PROBLEM REQUIREMENTS
Give the count of lines holding the string "this" and nothing else.

Stored entries
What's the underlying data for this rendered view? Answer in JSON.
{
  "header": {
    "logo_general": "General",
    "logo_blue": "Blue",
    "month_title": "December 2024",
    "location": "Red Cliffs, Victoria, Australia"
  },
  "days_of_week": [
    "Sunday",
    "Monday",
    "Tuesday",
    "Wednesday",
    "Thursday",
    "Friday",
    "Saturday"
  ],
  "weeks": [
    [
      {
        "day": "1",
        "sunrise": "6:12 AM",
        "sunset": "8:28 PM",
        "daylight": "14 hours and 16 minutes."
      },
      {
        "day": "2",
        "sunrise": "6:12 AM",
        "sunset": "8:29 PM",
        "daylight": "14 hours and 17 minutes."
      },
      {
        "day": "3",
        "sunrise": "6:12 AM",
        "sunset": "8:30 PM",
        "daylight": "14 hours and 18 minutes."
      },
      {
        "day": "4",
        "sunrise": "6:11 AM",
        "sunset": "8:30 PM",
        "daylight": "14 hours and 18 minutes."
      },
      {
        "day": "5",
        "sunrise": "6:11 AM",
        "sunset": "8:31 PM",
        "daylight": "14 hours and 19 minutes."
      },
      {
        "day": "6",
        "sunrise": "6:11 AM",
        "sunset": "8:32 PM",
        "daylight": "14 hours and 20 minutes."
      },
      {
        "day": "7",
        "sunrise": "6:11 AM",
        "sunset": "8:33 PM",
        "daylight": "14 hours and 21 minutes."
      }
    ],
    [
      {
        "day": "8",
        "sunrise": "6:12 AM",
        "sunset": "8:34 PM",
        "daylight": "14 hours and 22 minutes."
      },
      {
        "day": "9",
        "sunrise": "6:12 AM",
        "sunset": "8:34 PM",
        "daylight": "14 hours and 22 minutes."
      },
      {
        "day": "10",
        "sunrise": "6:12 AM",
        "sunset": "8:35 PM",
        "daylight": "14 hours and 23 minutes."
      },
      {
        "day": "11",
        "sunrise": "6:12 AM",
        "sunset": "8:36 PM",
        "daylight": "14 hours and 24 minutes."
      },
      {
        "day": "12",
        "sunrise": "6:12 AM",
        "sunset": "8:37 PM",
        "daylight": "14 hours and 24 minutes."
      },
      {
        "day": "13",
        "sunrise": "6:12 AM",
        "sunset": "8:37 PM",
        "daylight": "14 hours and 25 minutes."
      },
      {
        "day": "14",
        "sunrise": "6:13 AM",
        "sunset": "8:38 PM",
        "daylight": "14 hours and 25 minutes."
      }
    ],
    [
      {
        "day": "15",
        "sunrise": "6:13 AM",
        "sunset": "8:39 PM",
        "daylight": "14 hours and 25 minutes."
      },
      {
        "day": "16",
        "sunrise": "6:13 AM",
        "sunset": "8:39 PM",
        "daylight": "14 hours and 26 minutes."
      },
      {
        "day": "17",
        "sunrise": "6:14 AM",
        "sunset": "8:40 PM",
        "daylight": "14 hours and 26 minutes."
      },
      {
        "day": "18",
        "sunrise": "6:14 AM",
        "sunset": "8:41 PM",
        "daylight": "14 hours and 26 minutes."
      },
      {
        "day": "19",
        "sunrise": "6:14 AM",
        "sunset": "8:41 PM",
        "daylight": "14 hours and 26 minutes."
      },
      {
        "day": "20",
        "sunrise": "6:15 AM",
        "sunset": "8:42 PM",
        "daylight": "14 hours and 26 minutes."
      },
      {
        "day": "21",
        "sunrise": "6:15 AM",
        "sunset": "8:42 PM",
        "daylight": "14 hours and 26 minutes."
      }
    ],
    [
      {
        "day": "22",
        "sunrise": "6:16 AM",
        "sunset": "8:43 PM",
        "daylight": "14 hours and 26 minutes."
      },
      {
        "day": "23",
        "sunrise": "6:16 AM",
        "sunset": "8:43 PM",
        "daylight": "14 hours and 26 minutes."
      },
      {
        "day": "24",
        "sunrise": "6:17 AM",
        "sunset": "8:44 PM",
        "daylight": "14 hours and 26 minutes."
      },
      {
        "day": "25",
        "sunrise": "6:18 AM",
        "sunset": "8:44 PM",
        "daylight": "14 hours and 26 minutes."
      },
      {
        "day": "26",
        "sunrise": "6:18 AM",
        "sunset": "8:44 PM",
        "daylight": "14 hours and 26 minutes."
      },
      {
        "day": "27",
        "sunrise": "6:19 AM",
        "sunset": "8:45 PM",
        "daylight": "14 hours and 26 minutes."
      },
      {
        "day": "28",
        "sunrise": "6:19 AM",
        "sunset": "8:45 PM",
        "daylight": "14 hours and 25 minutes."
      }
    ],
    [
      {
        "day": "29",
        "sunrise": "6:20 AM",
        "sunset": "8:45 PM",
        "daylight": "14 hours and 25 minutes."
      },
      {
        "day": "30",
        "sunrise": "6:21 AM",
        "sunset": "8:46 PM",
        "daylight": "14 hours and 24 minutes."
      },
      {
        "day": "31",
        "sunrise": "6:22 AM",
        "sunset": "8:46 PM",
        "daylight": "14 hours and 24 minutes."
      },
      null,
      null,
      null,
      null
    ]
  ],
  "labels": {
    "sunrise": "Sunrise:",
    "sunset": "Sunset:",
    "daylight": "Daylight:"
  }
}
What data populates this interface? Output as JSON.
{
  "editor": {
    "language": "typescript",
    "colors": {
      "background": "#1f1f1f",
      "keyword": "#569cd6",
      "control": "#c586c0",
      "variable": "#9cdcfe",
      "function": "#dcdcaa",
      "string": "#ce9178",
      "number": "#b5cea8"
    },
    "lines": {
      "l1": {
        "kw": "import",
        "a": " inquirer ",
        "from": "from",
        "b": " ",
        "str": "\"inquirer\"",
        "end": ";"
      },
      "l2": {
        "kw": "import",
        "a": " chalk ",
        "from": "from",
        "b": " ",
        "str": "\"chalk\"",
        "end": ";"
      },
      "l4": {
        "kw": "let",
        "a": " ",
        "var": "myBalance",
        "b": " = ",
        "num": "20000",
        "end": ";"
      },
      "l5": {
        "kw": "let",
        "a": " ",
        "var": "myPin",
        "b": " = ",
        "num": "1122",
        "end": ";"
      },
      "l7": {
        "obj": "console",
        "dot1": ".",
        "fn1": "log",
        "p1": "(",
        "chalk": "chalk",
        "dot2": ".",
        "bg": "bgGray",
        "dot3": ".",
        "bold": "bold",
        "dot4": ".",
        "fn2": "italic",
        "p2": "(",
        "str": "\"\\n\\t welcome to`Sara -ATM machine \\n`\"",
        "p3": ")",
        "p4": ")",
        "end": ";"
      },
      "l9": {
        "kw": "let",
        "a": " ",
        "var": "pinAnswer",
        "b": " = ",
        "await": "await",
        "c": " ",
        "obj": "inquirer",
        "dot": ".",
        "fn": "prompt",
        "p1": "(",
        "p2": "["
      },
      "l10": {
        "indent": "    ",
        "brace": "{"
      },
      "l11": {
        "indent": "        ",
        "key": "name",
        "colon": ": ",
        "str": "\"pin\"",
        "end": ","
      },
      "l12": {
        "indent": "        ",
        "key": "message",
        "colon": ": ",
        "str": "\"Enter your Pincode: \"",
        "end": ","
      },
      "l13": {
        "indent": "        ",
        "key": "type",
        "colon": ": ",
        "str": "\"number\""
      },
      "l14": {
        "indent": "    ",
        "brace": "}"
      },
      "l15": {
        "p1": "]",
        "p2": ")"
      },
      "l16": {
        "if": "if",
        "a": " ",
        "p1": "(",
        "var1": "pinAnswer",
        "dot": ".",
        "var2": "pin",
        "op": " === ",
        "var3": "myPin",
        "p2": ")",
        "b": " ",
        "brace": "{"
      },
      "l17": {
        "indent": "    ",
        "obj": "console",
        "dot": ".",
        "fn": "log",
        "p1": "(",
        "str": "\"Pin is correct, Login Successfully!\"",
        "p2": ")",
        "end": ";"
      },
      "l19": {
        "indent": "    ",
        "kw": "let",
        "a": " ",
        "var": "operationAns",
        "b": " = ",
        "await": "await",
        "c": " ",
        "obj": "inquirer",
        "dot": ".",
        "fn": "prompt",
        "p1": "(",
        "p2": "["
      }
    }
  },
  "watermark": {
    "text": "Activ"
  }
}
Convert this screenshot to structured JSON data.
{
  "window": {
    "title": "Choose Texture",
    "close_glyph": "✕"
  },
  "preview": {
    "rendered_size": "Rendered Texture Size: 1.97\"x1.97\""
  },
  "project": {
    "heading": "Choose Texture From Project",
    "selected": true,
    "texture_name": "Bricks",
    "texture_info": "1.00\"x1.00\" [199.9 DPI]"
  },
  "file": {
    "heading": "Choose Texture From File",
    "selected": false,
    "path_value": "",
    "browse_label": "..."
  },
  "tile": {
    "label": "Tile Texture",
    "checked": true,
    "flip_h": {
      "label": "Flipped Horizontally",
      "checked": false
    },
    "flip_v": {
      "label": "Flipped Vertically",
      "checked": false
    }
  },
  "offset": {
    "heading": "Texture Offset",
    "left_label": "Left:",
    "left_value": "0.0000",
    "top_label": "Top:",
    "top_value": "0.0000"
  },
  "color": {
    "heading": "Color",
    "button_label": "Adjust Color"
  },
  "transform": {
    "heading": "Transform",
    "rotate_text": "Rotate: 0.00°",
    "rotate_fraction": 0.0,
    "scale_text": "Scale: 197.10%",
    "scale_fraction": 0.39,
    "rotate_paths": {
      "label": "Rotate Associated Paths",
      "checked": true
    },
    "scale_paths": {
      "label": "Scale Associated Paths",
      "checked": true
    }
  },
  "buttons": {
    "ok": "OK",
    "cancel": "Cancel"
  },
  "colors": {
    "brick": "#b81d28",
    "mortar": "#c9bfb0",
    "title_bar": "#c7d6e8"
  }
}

EXERCISE SOLUTION
3